>> Begin

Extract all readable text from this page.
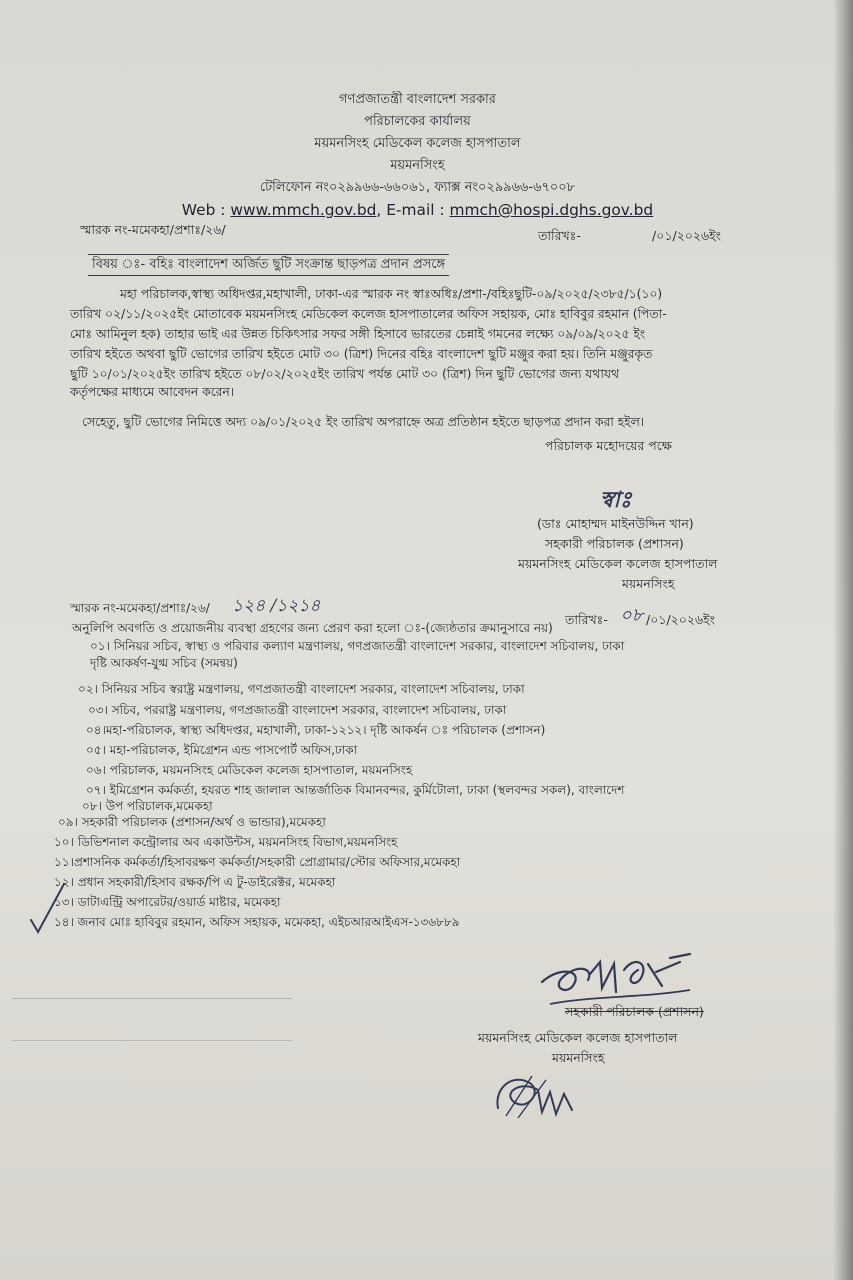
গণপ্রজাতন্ত্রী বাংলাদেশ সরকার
পরিচালকের কার্যালয়
ময়মনসিংহ মেডিকেল কলেজ হাসপাতাল
ময়মনসিংহ
টেলিফোন নং০২৯৯৬৬-৬৬০৬১, ফ্যাক্স নং০২৯৯৬৬-৬৭০০৮
Web : www.mmch.gov.bd, E-mail : mmch@hospi.dghs.gov.bd
স্মারক নং-মমেকহা/প্রশাঃ/২৬/	তারিখঃ-	/০১/২০২৬ইং
বিষয় ঃ- বহিঃ বাংলাদেশ অর্জিত ছুটি সংক্রান্ত ছাড়পত্র প্রদান প্রসঙ্গে
মহা পরিচালক,স্বাস্থ্য অধিদপ্তর,মহাখালী, ঢাকা-এর স্মারক নং স্বাঃঅধিঃ/প্রশা-/বহিঃছুটি-০৯/২০২৫/২৩৮৫/১(১০)
তারিখ ০২/১১/২০২৫ইং মোতাবেক ময়মনসিংহ মেডিকেল কলেজ হাসপাতালের অফিস সহায়ক, মোঃ হাবিবুর রহমান (পিতা-
মোঃ আমিনুল হক) তাহার ভাই এর উন্নত চিকিৎসার সফর সঙ্গী হিসাবে ভারতের চেন্নাই গমনের লক্ষ্যে ০৯/০৯/২০২৫ ইং
তারিখ হইতে অথবা ছুটি ভোগের তারিখ হইতে মোট ৩০ (ত্রিশ) দিনের বহিঃ বাংলাদেশ ছুটি মঞ্জুর করা হয়। তিনি মঞ্জুরকৃত
ছুটি ১০/০১/২০২৫ইং তারিখ হইতে ০৮/০২/২০২৫ইং তারিখ পর্যন্ত মোট ৩০ (ত্রিশ) দিন ছুটি ভোগের জন্য যথাযথ
কর্তৃপক্ষের মাধ্যমে আবেদন করেন।
সেহেতু, ছুটি ভোগের নিমিত্তে অদ্য ০৯/০১/২০২৫ ইং তারিখ অপরাহ্নে অত্র প্রতিষ্ঠান হইতে ছাড়পত্র প্রদান করা হইল।
পরিচালক মহোদয়ের পক্ষে
স্বাঃ
(ডাঃ মোহাম্মদ মাইনউদ্দিন খান)
সহকারী পরিচালক (প্রশাসন)
ময়মনসিংহ মেডিকেল কলেজ হাসপাতাল
ময়মনসিংহ
স্মারক নং-মমেকহা/প্রশাঃ/২৬/ ১২৪ /১২১৪
তারিখঃ- ০৮ /০১/২০২৬ইং
অনুলিপি অবগতি ও প্রয়োজনীয় ব্যবস্থা গ্রহণের জন্য প্রেরণ করা হলো ঃ-(জ্যেষ্ঠতার ক্রমানুসারে নয়)
০১। সিনিয়র সচিব, স্বাস্থ্য ও পরিবার কল্যাণ মন্ত্রণালয়, গণপ্রজাতন্ত্রী বাংলাদেশ সরকার, বাংলাদেশ সচিবালয়, ঢাকা
দৃষ্টি আকর্ষণ-যুগ্ম সচিব (সমন্বয়)
০২। সিনিয়র সচিব স্বরাষ্ট্র মন্ত্রণালয়, গণপ্রজাতন্ত্রী বাংলাদেশ সরকার, বাংলাদেশ সচিবালয়, ঢাকা
০৩। সচিব, পররাষ্ট্র মন্ত্রণালয়, গণপ্রজাতন্ত্রী বাংলাদেশ সরকার, বাংলাদেশ সচিবালয়, ঢাকা
০৪।মহা-পরিচালক, স্বাস্থ্য অধিদপ্তর, মহাখালী, ঢাকা-১২১২। দৃষ্টি আকর্ষন ঃ পরিচালক (প্রশাসন)
০৫। মহা-পরিচালক, ইমিগ্রেশন এন্ড পাসপোর্ট অফিস,ঢাকা
০৬। পরিচালক, ময়মনসিংহ মেডিকেল কলেজ হাসপাতাল, ময়মনসিংহ
০৭। ইমিগ্রেশন কর্মকর্তা, হযরত শাহ জালাল আন্তর্জাতিক বিমানবন্দর, কুর্মিটোলা, ঢাকা (স্থলবন্দর সকল), বাংলাদেশ
০৮। উপ পরিচালক,মমেকহা
০৯। সহকারী পরিচালক (প্রশাসন/অর্থ ও ভান্ডার),মমেকহা
১০। ডিভিশনাল কন্ট্রোলার অব একাউন্টস, ময়মনসিংহ বিভাগ,ময়মনসিংহ
১১।প্রশাসনিক কর্মকর্তা/হিসাবরক্ষণ কর্মকর্তা/সহকারী প্রোগ্রামার/স্টোর অফিসার,মমেকহা
১২। প্রধান সহকারী/হিসাব রক্ষক/পি এ টু-ডাইরেক্টর, মমেকহা
১৩। ডাটাএন্ট্রি অপারেটর/ওয়ার্ড মাষ্টার, মমেকহা
১৪। জনাব মোঃ হাবিবুর রহমান, অফিস সহায়ক, মমেকহা, এইচআরআইএস-১৩৬৮৮৯
সহকারী পরিচালক (প্রশাসন)
ময়মনসিংহ মেডিকেল কলেজ হাসপাতাল
ময়মনসিংহ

>> End

**Problem to solve:**
Retype the whole listing, keeping every line identical and omitting all pictures.

**Solution:**
Extract all readable text from this page.
গণপ্রজাতন্ত্রী বাংলাদেশ সরকার
পরিচালকের কার্যালয়
ময়মনসিংহ মেডিকেল কলেজ হাসপাতাল
ময়মনসিংহ
টেলিফোন নং০২৯৯৬৬-৬৬০৬১, ফ্যাক্স নং০২৯৯৬৬-৬৭০০৮
Web : www.mmch.gov.bd, E-mail : mmch@hospi.dghs.gov.bd
স্মারক নং-মমেকহা/প্রশাঃ/২৬/	তারিখঃ-	/০১/২০২৬ইং
বিষয় ঃ- বহিঃ বাংলাদেশ অর্জিত ছুটি সংক্রান্ত ছাড়পত্র প্রদান প্রসঙ্গে
মহা পরিচালক,স্বাস্থ্য অধিদপ্তর,মহাখালী, ঢাকা-এর স্মারক নং স্বাঃঅধিঃ/প্রশা-/বহিঃছুটি-০৯/২০২৫/২৩৮৫/১(১০)
তারিখ ০২/১১/২০২৫ইং মোতাবেক ময়মনসিংহ মেডিকেল কলেজ হাসপাতালের অফিস সহায়ক, মোঃ হাবিবুর রহমান (পিতা-
মোঃ আমিনুল হক) তাহার ভাই এর উন্নত চিকিৎসার সফর সঙ্গী হিসাবে ভারতের চেন্নাই গমনের লক্ষ্যে ০৯/০৯/২০২৫ ইং
তারিখ হইতে অথবা ছুটি ভোগের তারিখ হইতে মোট ৩০ (ত্রিশ) দিনের বহিঃ বাংলাদেশ ছুটি মঞ্জুর করা হয়। তিনি মঞ্জুরকৃত
ছুটি ১০/০১/২০২৫ইং তারিখ হইতে ০৮/০২/২০২৫ইং তারিখ পর্যন্ত মোট ৩০ (ত্রিশ) দিন ছুটি ভোগের জন্য যথাযথ
কর্তৃপক্ষের মাধ্যমে আবেদন করেন।
সেহেতু, ছুটি ভোগের নিমিত্তে অদ্য ০৯/০১/২০২৫ ইং তারিখ অপরাহ্নে অত্র প্রতিষ্ঠান হইতে ছাড়পত্র প্রদান করা হইল।
পরিচালক মহোদয়ের পক্ষে
স্বাঃ
(ডাঃ মোহাম্মদ মাইনউদ্দিন খান)
সহকারী পরিচালক (প্রশাসন)
ময়মনসিংহ মেডিকেল কলেজ হাসপাতাল
ময়মনসিংহ
স্মারক নং-মমেকহা/প্রশাঃ/২৬/ ১২৪ /১২১৪
তারিখঃ- ০৮ /০১/২০২৬ইং
অনুলিপি অবগতি ও প্রয়োজনীয় ব্যবস্থা গ্রহণের জন্য প্রেরণ করা হলো ঃ-(জ্যেষ্ঠতার ক্রমানুসারে নয়)
০১। সিনিয়র সচিব, স্বাস্থ্য ও পরিবার কল্যাণ মন্ত্রণালয়, গণপ্রজাতন্ত্রী বাংলাদেশ সরকার, বাংলাদেশ সচিবালয়, ঢাকা
দৃষ্টি আকর্ষণ-যুগ্ম সচিব (সমন্বয়)
০২। সিনিয়র সচিব স্বরাষ্ট্র মন্ত্রণালয়, গণপ্রজাতন্ত্রী বাংলাদেশ সরকার, বাংলাদেশ সচিবালয়, ঢাকা
০৩। সচিব, পররাষ্ট্র মন্ত্রণালয়, গণপ্রজাতন্ত্রী বাংলাদেশ সরকার, বাংলাদেশ সচিবালয়, ঢাকা
০৪।মহা-পরিচালক, স্বাস্থ্য অধিদপ্তর, মহাখালী, ঢাকা-১২১২। দৃষ্টি আকর্ষন ঃ পরিচালক (প্রশাসন)
০৫। মহা-পরিচালক, ইমিগ্রেশন এন্ড পাসপোর্ট অফিস,ঢাকা
০৬। পরিচালক, ময়মনসিংহ মেডিকেল কলেজ হাসপাতাল, ময়মনসিংহ
০৭। ইমিগ্রেশন কর্মকর্তা, হযরত শাহ জালাল আন্তর্জাতিক বিমানবন্দর, কুর্মিটোলা, ঢাকা (স্থলবন্দর সকল), বাংলাদেশ
০৮। উপ পরিচালক,মমেকহা
০৯। সহকারী পরিচালক (প্রশাসন/অর্থ ও ভান্ডার),মমেকহা
১০। ডিভিশনাল কন্ট্রোলার অব একাউন্টস, ময়মনসিংহ বিভাগ,ময়মনসিংহ
১১।প্রশাসনিক কর্মকর্তা/হিসাবরক্ষণ কর্মকর্তা/সহকারী প্রোগ্রামার/স্টোর অফিসার,মমেকহা
১২। প্রধান সহকারী/হিসাব রক্ষক/পি এ টু-ডাইরেক্টর, মমেকহা
১৩। ডাটাএন্ট্রি অপারেটর/ওয়ার্ড মাষ্টার, মমেকহা
১৪। জনাব মোঃ হাবিবুর রহমান, অফিস সহায়ক, মমেকহা, এইচআরআইএস-১৩৬৮৮৯
সহকারী পরিচালক (প্রশাসন)
ময়মনসিংহ মেডিকেল কলেজ হাসপাতাল
ময়মনসিংহ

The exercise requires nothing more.